Check each line for the string "JSON" and give only the count of lines that have it.

| Data to use |
□ □ □ □ □ □ □

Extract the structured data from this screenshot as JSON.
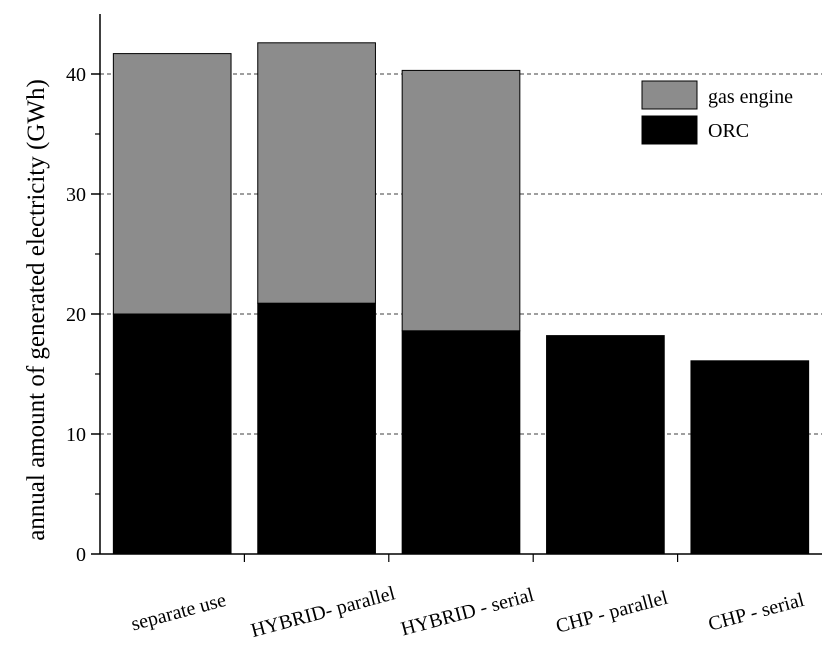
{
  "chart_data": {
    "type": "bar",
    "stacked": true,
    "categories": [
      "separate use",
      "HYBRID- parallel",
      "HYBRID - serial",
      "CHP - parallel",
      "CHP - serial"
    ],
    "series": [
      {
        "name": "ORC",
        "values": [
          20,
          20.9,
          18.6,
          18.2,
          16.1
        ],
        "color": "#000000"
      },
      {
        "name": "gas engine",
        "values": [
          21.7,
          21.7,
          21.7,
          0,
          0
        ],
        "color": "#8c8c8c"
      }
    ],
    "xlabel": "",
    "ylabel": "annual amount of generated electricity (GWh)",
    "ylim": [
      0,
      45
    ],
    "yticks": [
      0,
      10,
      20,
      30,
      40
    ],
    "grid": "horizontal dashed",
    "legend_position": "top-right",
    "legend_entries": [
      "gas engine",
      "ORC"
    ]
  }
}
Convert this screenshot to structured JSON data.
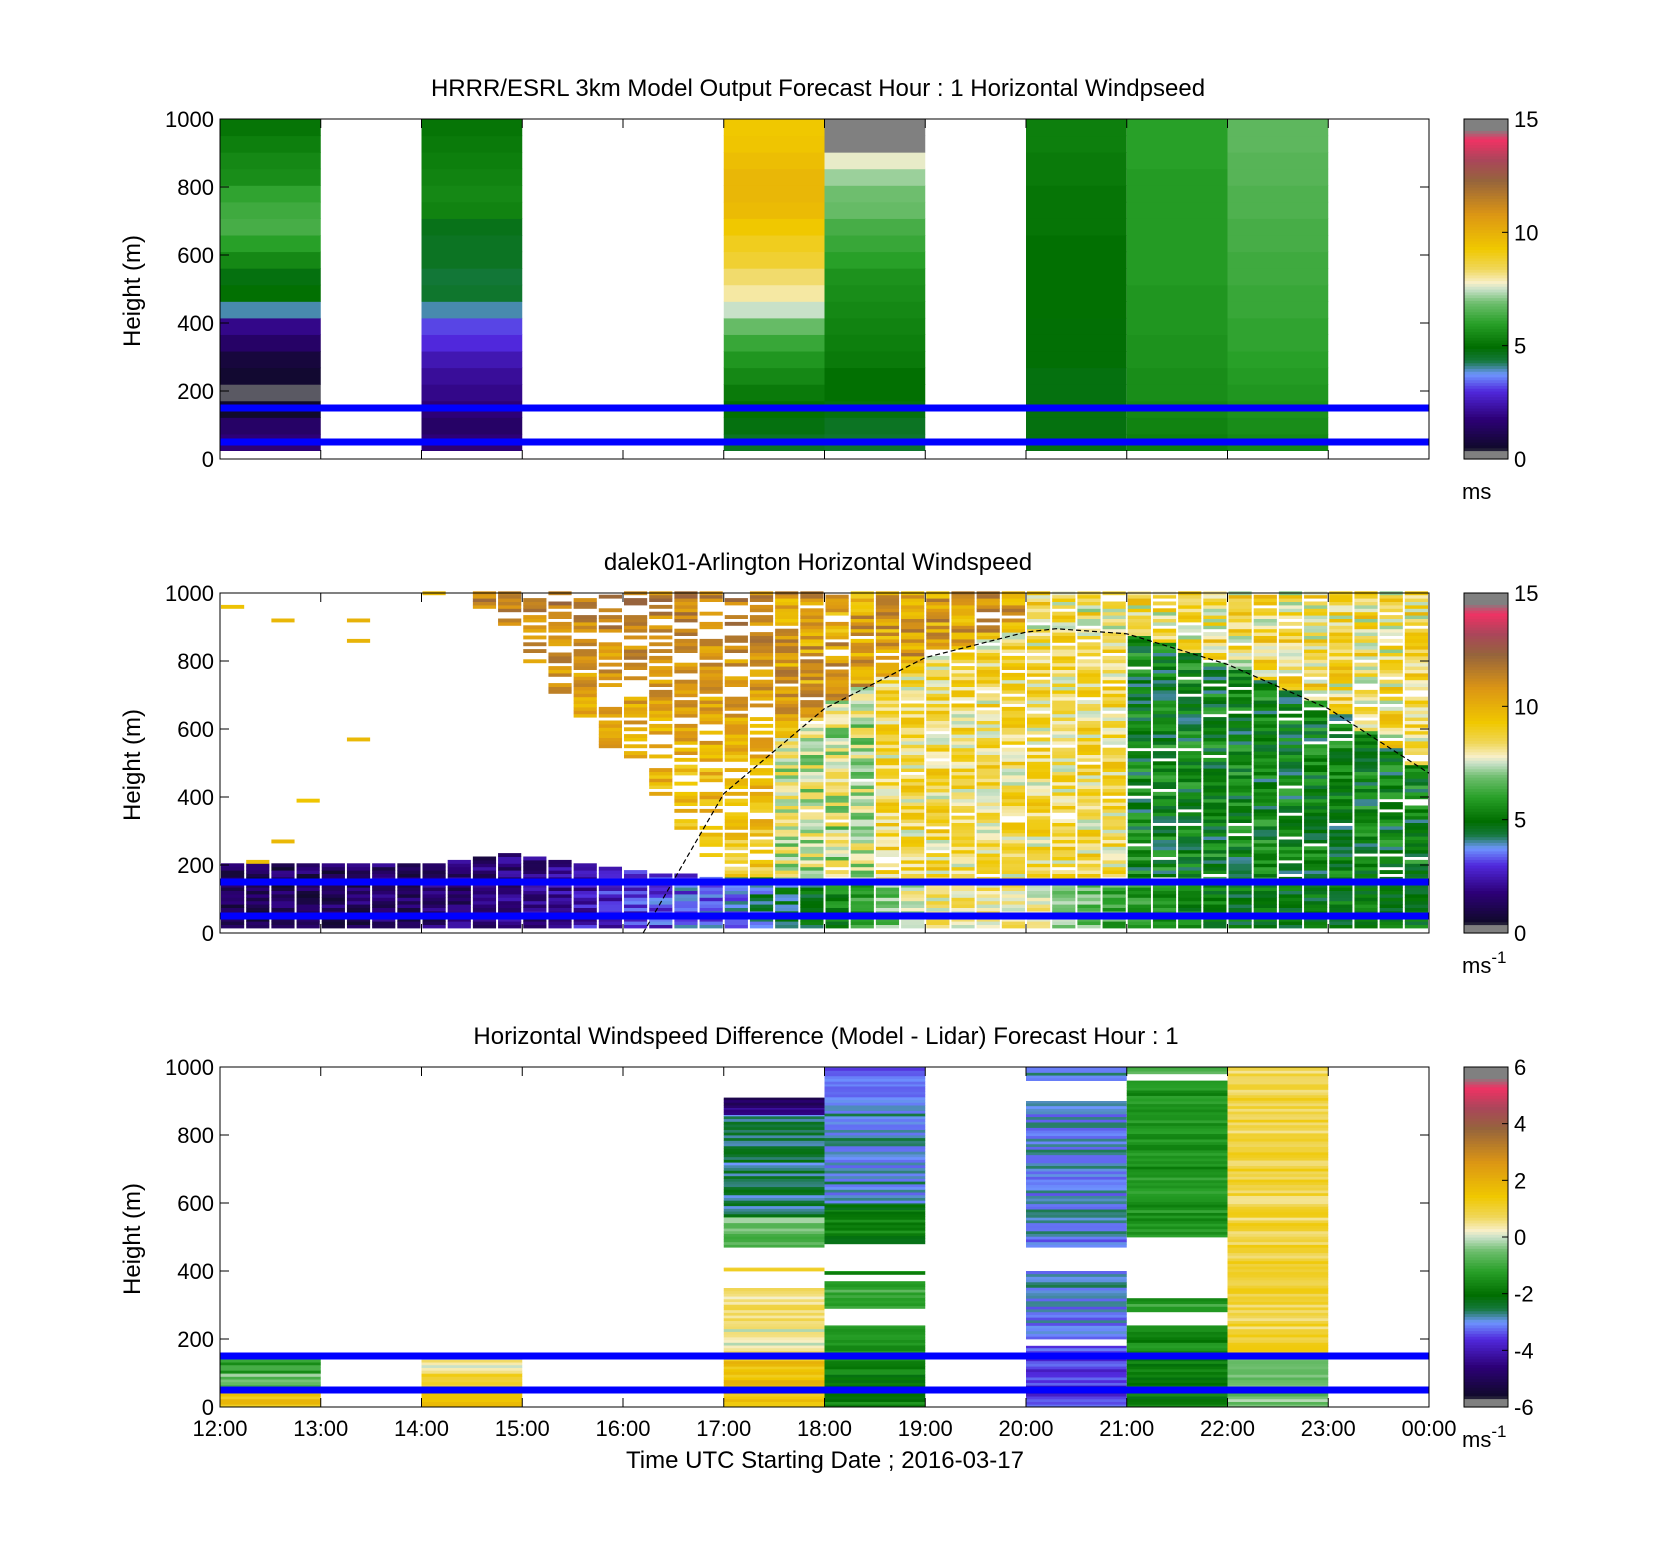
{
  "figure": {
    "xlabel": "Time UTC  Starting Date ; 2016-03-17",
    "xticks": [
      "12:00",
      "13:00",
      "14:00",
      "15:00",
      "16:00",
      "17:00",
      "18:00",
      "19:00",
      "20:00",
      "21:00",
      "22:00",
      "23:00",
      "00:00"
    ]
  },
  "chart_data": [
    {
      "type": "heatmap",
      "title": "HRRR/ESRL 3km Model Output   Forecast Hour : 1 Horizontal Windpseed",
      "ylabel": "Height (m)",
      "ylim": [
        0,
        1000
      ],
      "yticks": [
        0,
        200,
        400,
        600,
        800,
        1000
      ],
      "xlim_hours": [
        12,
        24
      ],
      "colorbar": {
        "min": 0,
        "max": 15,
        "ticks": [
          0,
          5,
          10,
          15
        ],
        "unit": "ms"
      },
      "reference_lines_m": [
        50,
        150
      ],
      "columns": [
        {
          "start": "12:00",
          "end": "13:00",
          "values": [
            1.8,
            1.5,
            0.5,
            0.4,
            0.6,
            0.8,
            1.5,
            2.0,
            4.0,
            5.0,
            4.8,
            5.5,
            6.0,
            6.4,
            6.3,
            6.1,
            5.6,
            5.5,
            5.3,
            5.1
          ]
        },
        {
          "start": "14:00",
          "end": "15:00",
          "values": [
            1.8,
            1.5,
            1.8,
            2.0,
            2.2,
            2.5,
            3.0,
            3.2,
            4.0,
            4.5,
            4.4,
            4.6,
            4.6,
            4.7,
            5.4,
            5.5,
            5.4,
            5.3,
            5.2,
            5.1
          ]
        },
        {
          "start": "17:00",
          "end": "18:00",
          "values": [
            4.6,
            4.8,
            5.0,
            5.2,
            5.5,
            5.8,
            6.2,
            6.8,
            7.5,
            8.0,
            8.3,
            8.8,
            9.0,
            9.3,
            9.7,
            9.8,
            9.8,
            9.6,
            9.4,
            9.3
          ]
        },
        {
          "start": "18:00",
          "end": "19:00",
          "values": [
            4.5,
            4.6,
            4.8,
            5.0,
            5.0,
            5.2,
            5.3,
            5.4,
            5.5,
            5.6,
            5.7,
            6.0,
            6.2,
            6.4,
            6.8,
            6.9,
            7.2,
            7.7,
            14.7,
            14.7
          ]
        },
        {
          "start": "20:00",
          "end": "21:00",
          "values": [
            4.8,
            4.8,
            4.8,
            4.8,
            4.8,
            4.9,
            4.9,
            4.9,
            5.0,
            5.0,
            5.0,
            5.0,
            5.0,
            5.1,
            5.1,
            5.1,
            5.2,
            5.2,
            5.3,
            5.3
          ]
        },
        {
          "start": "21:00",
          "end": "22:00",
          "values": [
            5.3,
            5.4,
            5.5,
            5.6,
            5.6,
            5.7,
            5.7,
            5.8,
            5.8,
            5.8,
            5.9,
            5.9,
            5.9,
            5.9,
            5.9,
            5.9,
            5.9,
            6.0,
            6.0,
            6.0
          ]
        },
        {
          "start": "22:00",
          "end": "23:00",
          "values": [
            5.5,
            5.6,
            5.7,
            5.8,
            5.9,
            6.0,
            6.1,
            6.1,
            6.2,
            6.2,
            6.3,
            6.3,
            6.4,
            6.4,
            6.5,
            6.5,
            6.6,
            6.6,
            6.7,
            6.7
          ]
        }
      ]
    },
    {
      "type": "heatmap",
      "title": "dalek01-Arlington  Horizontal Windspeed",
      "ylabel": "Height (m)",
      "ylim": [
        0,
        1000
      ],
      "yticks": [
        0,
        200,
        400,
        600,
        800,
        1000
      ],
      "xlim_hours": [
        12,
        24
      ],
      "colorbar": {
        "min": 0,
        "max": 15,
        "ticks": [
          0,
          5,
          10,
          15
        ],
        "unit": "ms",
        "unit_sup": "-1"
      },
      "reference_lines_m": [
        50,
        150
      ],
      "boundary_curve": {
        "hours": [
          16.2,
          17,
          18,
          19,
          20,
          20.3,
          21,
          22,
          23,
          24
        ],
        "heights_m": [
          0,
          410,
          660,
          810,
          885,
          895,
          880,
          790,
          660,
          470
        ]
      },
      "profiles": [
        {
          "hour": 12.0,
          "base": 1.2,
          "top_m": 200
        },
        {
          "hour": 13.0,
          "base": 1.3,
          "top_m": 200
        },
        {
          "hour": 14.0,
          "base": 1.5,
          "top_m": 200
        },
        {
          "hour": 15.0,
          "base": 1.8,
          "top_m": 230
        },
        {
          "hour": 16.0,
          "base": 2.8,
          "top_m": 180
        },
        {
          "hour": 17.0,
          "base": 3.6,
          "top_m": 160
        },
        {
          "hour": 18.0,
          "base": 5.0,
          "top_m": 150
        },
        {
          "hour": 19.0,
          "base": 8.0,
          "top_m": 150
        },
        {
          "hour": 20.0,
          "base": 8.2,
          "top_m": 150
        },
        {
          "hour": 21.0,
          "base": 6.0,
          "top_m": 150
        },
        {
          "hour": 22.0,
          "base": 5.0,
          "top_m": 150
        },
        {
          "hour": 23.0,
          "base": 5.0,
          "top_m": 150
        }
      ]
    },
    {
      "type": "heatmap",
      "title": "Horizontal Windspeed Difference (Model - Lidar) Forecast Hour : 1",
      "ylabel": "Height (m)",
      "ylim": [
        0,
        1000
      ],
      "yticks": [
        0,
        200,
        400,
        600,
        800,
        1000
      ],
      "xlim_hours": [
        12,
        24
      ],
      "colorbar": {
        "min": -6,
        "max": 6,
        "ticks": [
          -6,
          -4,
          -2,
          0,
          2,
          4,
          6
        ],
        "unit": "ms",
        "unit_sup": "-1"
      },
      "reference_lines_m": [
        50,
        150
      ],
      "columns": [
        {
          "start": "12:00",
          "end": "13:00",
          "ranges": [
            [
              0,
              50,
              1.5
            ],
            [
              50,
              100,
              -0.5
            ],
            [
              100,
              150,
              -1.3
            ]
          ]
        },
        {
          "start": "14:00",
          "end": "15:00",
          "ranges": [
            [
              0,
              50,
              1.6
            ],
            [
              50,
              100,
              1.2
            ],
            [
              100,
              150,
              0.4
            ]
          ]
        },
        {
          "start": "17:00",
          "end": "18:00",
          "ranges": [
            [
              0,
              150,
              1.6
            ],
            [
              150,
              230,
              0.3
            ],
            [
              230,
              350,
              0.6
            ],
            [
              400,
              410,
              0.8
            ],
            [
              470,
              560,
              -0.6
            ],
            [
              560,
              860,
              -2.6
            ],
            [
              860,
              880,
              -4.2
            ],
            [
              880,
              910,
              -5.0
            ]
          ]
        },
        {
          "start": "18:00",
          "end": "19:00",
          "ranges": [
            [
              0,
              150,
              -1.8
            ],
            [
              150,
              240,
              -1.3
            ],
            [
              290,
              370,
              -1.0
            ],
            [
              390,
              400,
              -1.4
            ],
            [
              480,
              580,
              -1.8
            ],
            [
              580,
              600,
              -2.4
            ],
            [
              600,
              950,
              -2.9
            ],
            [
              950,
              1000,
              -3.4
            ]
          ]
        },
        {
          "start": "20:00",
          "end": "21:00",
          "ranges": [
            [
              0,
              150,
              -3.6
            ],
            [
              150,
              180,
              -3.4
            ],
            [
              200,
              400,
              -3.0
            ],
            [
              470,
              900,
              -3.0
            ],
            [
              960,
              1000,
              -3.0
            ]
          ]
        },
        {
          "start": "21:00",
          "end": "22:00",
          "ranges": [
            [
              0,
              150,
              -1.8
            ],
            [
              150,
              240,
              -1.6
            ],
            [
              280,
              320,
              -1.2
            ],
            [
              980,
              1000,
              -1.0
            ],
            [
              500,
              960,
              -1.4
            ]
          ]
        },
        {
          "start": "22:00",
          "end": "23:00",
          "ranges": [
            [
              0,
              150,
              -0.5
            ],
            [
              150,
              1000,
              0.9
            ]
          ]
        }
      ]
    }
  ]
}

□ □ □ □ □ □ □

| Complete output |
2